- Aim of the task
What is the number of lines holding the word "tròn"? Give that number alone.

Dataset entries
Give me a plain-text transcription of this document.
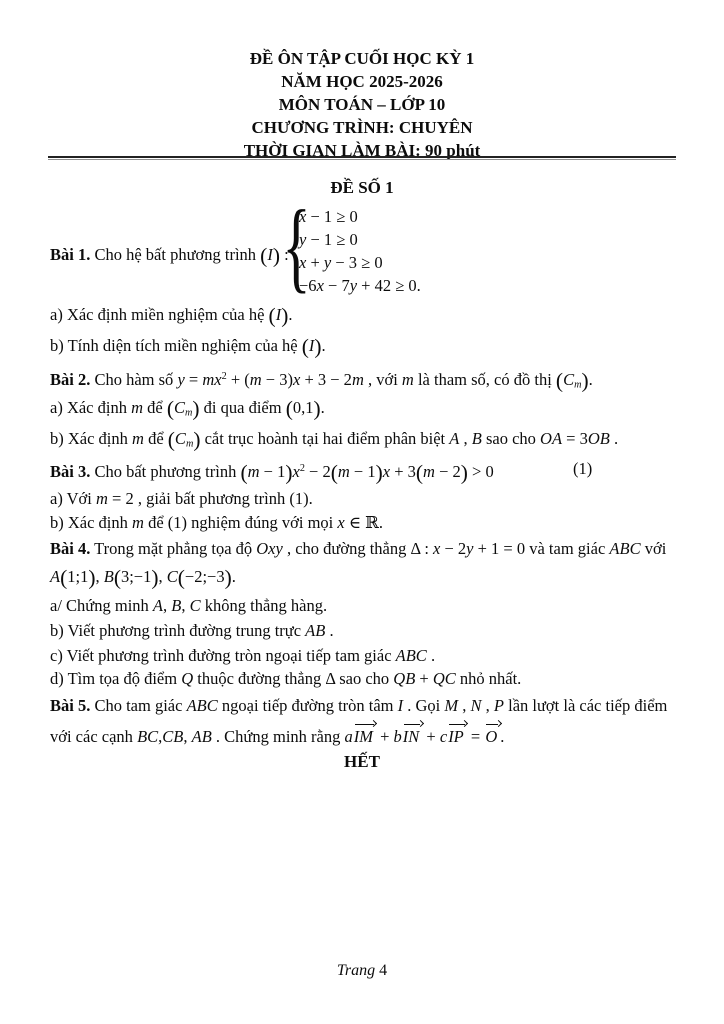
ĐỀ ÔN TẬP CUỐI HỌC KỲ 1
NĂM HỌC 2025-2026
MÔN TOÁN – LỚP 10
CHƯƠNG TRÌNH: CHUYÊN
THỜI GIAN LÀM BÀI: 90 phút
ĐỀ SỐ 1

Bài 1. Cho hệ bất phương trình (I) :

{
x − 1 ≥ 0
y − 1 ≥ 0
x + y − 3 ≥ 0
−6x − 7y + 42 ≥ 0.

a) Xác định miền nghiệm của hệ (I).

b) Tính diện tích miền nghiệm của hệ (I).

Bài 2. Cho hàm số $y = mx^2 + (m - 3)x + 3 - 2m$ , với m là tham số, có đồ thị (Cm).

a) Xác định m để (Cm) đi qua điểm (0,1).

b) Xác định m để (Cm) cắt trục hoành tại hai điểm phân biệt A , B sao cho OA = 3OB .

(1)
Bài 3. Cho bất phương trình $(m - 1)x^2 - 2(m - 1)x + 3(m - 2) > 0$

a) Với m = 2 , giải bất phương trình (1).

b) Xác định m để (1) nghiệm đúng với mọi x ∈ ℝ.

Bài 4. Trong mặt phẳng tọa độ Oxy , cho đường thẳng Δ : x − 2y + 1 = 0 và tam giác ABC với

A(1;1), B(3;−1), C(−2;−3).

a/ Chứng minh A, B, C không thẳng hàng.

b) Viết phương trình đường trung trực AB .

c) Viết phương trình đường tròn ngoại tiếp tam giác ABC .

d) Tìm tọa độ điểm Q thuộc đường thẳng Δ sao cho QB + QC nhỏ nhất.

Bài 5. Cho tam giác ABC ngoại tiếp đường tròn tâm I . Gọi M , N , P lần lượt là các tiếp điểm

với các cạnh BC,CB, AB . Chứng minh rằng aIM + bIN + cIP = O .

HẾT
Trang 4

- Task solution
2